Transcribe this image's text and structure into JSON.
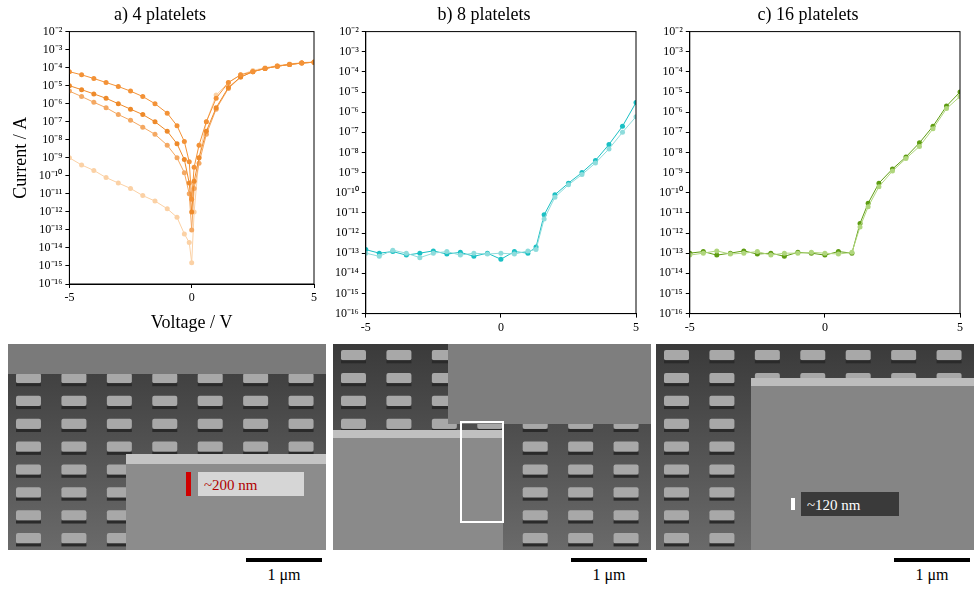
{
  "chart_data": [
    {
      "type": "scatter",
      "title": "a) 4 platelets",
      "x_label": "Voltage / V",
      "y_label": "Current / A",
      "log": "y",
      "grid": false,
      "marker": "circle",
      "line_style": "solid",
      "xlim": [
        -5,
        5
      ],
      "xticks": [
        -5,
        0,
        5
      ],
      "ylim": [
        1e-16,
        0.01
      ],
      "yticks": [
        {
          "value": 1e-16,
          "label": "10⁻¹⁶"
        },
        {
          "value": 1e-15,
          "label": "10⁻¹⁵"
        },
        {
          "value": 1e-14,
          "label": "10⁻¹⁴"
        },
        {
          "value": 1e-13,
          "label": "10⁻¹³"
        },
        {
          "value": 1e-12,
          "label": "10⁻¹²"
        },
        {
          "value": 1e-11,
          "label": "10⁻¹¹"
        },
        {
          "value": 1e-10,
          "label": "10⁻¹⁰"
        },
        {
          "value": 1e-09,
          "label": "10⁻⁹"
        },
        {
          "value": 1e-08,
          "label": "10⁻⁸"
        },
        {
          "value": 1e-07,
          "label": "10⁻⁷"
        },
        {
          "value": 1e-06,
          "label": "10⁻⁶"
        },
        {
          "value": 1e-05,
          "label": "10⁻⁵"
        },
        {
          "value": 0.0001,
          "label": "10⁻⁴"
        },
        {
          "value": 0.001,
          "label": "10⁻³"
        },
        {
          "value": 0.01,
          "label": "10⁻²"
        }
      ],
      "series": [
        {
          "color": "#f39237",
          "x": [
            -5,
            -4.5,
            -4,
            -3.5,
            -3,
            -2.5,
            -2,
            -1.5,
            -1,
            -0.6,
            -0.3,
            -0.1,
            0,
            0.1,
            0.3,
            0.6,
            1,
            1.5,
            2,
            2.5,
            3,
            3.5,
            4,
            4.5,
            5
          ],
          "values": [
            6e-05,
            4e-05,
            2.5e-05,
            1.5e-05,
            9e-06,
            5e-06,
            2.5e-06,
            1e-06,
            3e-07,
            6e-08,
            8e-09,
            6e-10,
            5e-12,
            3e-10,
            5e-09,
            1e-07,
            2e-06,
            1.5e-05,
            4e-05,
            6e-05,
            9e-05,
            0.00012,
            0.00015,
            0.00018,
            0.0002
          ]
        },
        {
          "color": "#ee8a2a",
          "x": [
            -5,
            -4.5,
            -4,
            -3.5,
            -3,
            -2.5,
            -2,
            -1.5,
            -1,
            -0.6,
            -0.3,
            -0.1,
            0,
            0.1,
            0.3,
            0.6,
            1,
            1.5,
            2,
            2.5,
            3,
            3.5,
            4,
            4.5,
            5
          ],
          "values": [
            1e-05,
            6e-06,
            3.5e-06,
            2e-06,
            1e-06,
            5e-07,
            2.5e-07,
            1e-07,
            3e-08,
            6e-09,
            8e-10,
            4e-11,
            1e-12,
            5e-11,
            1e-09,
            3e-08,
            6e-07,
            8e-06,
            3e-05,
            6e-05,
            9e-05,
            0.00012,
            0.00015,
            0.00018,
            0.0002
          ]
        },
        {
          "color": "#f4a862",
          "x": [
            -5,
            -4.5,
            -4,
            -3.5,
            -3,
            -2.5,
            -2,
            -1.5,
            -1,
            -0.6,
            -0.3,
            -0.1,
            0,
            0.1,
            0.3,
            0.6,
            1,
            1.5,
            2,
            2.5,
            3,
            3.5,
            4,
            4.5,
            5
          ],
          "values": [
            5e-06,
            2.5e-06,
            1.2e-06,
            6e-07,
            2.5e-07,
            1.2e-07,
            5e-08,
            2e-08,
            5e-09,
            1e-09,
            1.5e-10,
            1e-11,
            1e-13,
            2e-11,
            5e-10,
            2e-08,
            5e-07,
            7e-06,
            3e-05,
            6e-05,
            9e-05,
            0.00012,
            0.00015,
            0.00018,
            0.0002
          ]
        },
        {
          "color": "#fbd1a5",
          "x": [
            -5,
            -4.5,
            -4,
            -3.5,
            -3,
            -2.5,
            -2,
            -1.5,
            -1,
            -0.6,
            -0.3,
            -0.1,
            0,
            0.1,
            0.3,
            0.6,
            1,
            1.5,
            2,
            2.5,
            3,
            3.5,
            4,
            4.5,
            5
          ],
          "values": [
            1e-09,
            4e-10,
            2e-10,
            8e-11,
            4e-11,
            2e-11,
            8e-12,
            4e-12,
            1.5e-12,
            5e-13,
            6e-14,
            2e-14,
            1.5e-15,
            1e-12,
            1e-09,
            1e-07,
            3e-06,
            1.5e-05,
            4e-05,
            7e-05,
            0.0001,
            0.00013,
            0.00016,
            0.00019,
            0.00021
          ]
        }
      ]
    },
    {
      "type": "scatter",
      "title": "b) 8 platelets",
      "log": "y",
      "grid": false,
      "marker": "circle",
      "line_style": "solid",
      "xlim": [
        -5,
        5
      ],
      "xticks": [
        -5,
        0,
        5
      ],
      "ylim": [
        1e-16,
        0.01
      ],
      "yticks": [
        {
          "value": 1e-16,
          "label": "10⁻¹⁶"
        },
        {
          "value": 1e-15,
          "label": "10⁻¹⁵"
        },
        {
          "value": 1e-14,
          "label": "10⁻¹⁴"
        },
        {
          "value": 1e-13,
          "label": "10⁻¹³"
        },
        {
          "value": 1e-12,
          "label": "10⁻¹²"
        },
        {
          "value": 1e-11,
          "label": "10⁻¹¹"
        },
        {
          "value": 1e-10,
          "label": "10⁻¹⁰"
        },
        {
          "value": 1e-09,
          "label": "10⁻⁹"
        },
        {
          "value": 1e-08,
          "label": "10⁻⁸"
        },
        {
          "value": 1e-07,
          "label": "10⁻⁷"
        },
        {
          "value": 1e-06,
          "label": "10⁻⁶"
        },
        {
          "value": 1e-05,
          "label": "10⁻⁵"
        },
        {
          "value": 0.0001,
          "label": "10⁻⁴"
        },
        {
          "value": 0.001,
          "label": "10⁻³"
        },
        {
          "value": 0.01,
          "label": "10⁻²"
        }
      ],
      "series": [
        {
          "color": "#8edcdc",
          "x": [
            -5,
            -4.5,
            -4,
            -3.5,
            -3,
            -2.5,
            -2,
            -1.5,
            -1,
            -0.5,
            0,
            0.5,
            1,
            1.3,
            1.6,
            2,
            2.5,
            3,
            3.5,
            4,
            4.5,
            5
          ],
          "values": [
            1e-13,
            7e-14,
            1.4e-13,
            1e-13,
            6e-14,
            1e-13,
            1.2e-13,
            8e-14,
            1e-13,
            9e-14,
            1e-13,
            9e-14,
            1.3e-13,
            1.5e-13,
            5e-12,
            6e-11,
            2.5e-10,
            8e-10,
            3e-09,
            1.5e-08,
            1e-07,
            6e-07
          ]
        },
        {
          "color": "#1bc0c4",
          "x": [
            -5,
            -4.5,
            -4,
            -3.5,
            -3,
            -2.5,
            -2,
            -1.5,
            -1,
            -0.5,
            0,
            0.5,
            1,
            1.3,
            1.6,
            2,
            2.5,
            3,
            3.5,
            4,
            4.5,
            5
          ],
          "values": [
            1.5e-13,
            1e-13,
            1.2e-13,
            8e-14,
            1e-13,
            1.3e-13,
            9e-14,
            1.1e-13,
            7e-14,
            1e-13,
            5e-14,
            1.2e-13,
            1e-13,
            2e-13,
            8e-12,
            8e-11,
            3e-10,
            1e-09,
            4e-09,
            2.5e-08,
            2e-07,
            3e-06
          ]
        }
      ]
    },
    {
      "type": "scatter",
      "title": "c) 16 platelets",
      "log": "y",
      "grid": false,
      "marker": "circle",
      "line_style": "solid",
      "xlim": [
        -5,
        5
      ],
      "xticks": [
        -5,
        0,
        5
      ],
      "ylim": [
        1e-16,
        0.01
      ],
      "yticks": [
        {
          "value": 1e-16,
          "label": "10⁻¹⁶"
        },
        {
          "value": 1e-15,
          "label": "10⁻¹⁵"
        },
        {
          "value": 1e-14,
          "label": "10⁻¹⁴"
        },
        {
          "value": 1e-13,
          "label": "10⁻¹³"
        },
        {
          "value": 1e-12,
          "label": "10⁻¹²"
        },
        {
          "value": 1e-11,
          "label": "10⁻¹¹"
        },
        {
          "value": 1e-10,
          "label": "10⁻¹⁰"
        },
        {
          "value": 1e-09,
          "label": "10⁻⁹"
        },
        {
          "value": 1e-08,
          "label": "10⁻⁸"
        },
        {
          "value": 1e-07,
          "label": "10⁻⁷"
        },
        {
          "value": 1e-06,
          "label": "10⁻⁶"
        },
        {
          "value": 1e-05,
          "label": "10⁻⁵"
        },
        {
          "value": 0.0001,
          "label": "10⁻⁴"
        },
        {
          "value": 0.001,
          "label": "10⁻³"
        },
        {
          "value": 0.01,
          "label": "10⁻²"
        }
      ],
      "series": [
        {
          "color": "#b0d67d",
          "x": [
            -5,
            -4.5,
            -4,
            -3.5,
            -3,
            -2.5,
            -2,
            -1.5,
            -1,
            -0.5,
            0,
            0.5,
            1,
            1.3,
            1.6,
            2,
            2.5,
            3,
            3.5,
            4,
            4.5,
            5
          ],
          "values": [
            8e-14,
            1e-13,
            1.3e-13,
            9e-14,
            1e-13,
            1.2e-13,
            8e-14,
            1e-13,
            1e-13,
            1.1e-13,
            1e-13,
            9e-14,
            1.1e-13,
            2e-12,
            2e-11,
            2e-10,
            1.2e-09,
            5e-09,
            2e-08,
            1.5e-07,
            1.5e-06,
            6e-06
          ]
        },
        {
          "color": "#5e9c12",
          "x": [
            -5,
            -4.5,
            -4,
            -3.5,
            -3,
            -2.5,
            -2,
            -1.5,
            -1,
            -0.5,
            0,
            0.5,
            1,
            1.3,
            1.6,
            2,
            2.5,
            3,
            3.5,
            4,
            4.5,
            5
          ],
          "values": [
            1e-13,
            1.2e-13,
            8e-14,
            1e-13,
            1.3e-13,
            9e-14,
            1e-13,
            7e-14,
            1.1e-13,
            1e-13,
            8e-14,
            1.2e-13,
            1e-13,
            3e-12,
            3e-11,
            3e-10,
            1.5e-09,
            6e-09,
            3e-08,
            2e-07,
            2e-06,
            1e-05
          ]
        }
      ]
    }
  ],
  "images": [
    {
      "scale_bar": "1 μm",
      "annotation": "~200 nm"
    },
    {
      "scale_bar": "1 μm"
    },
    {
      "scale_bar": "1 μm",
      "annotation": "~120 nm"
    }
  ]
}
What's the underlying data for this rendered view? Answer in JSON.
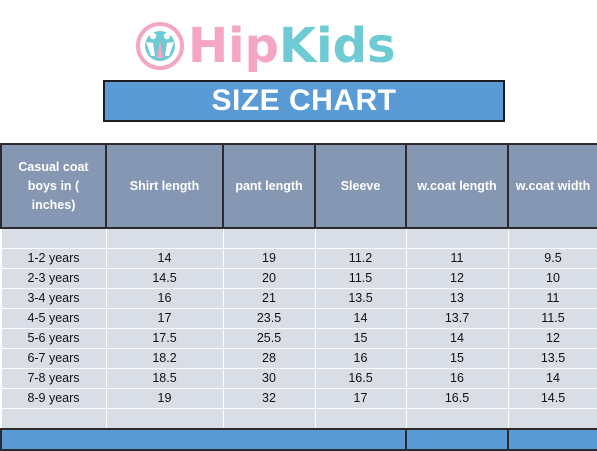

Task to complete:
Pick out the lines above that hold the string "JSON" and show them.

Exercise solution:
Transcribe this image's text and structure into JSON.
What's the underlying data for this rendered view? Answer in JSON.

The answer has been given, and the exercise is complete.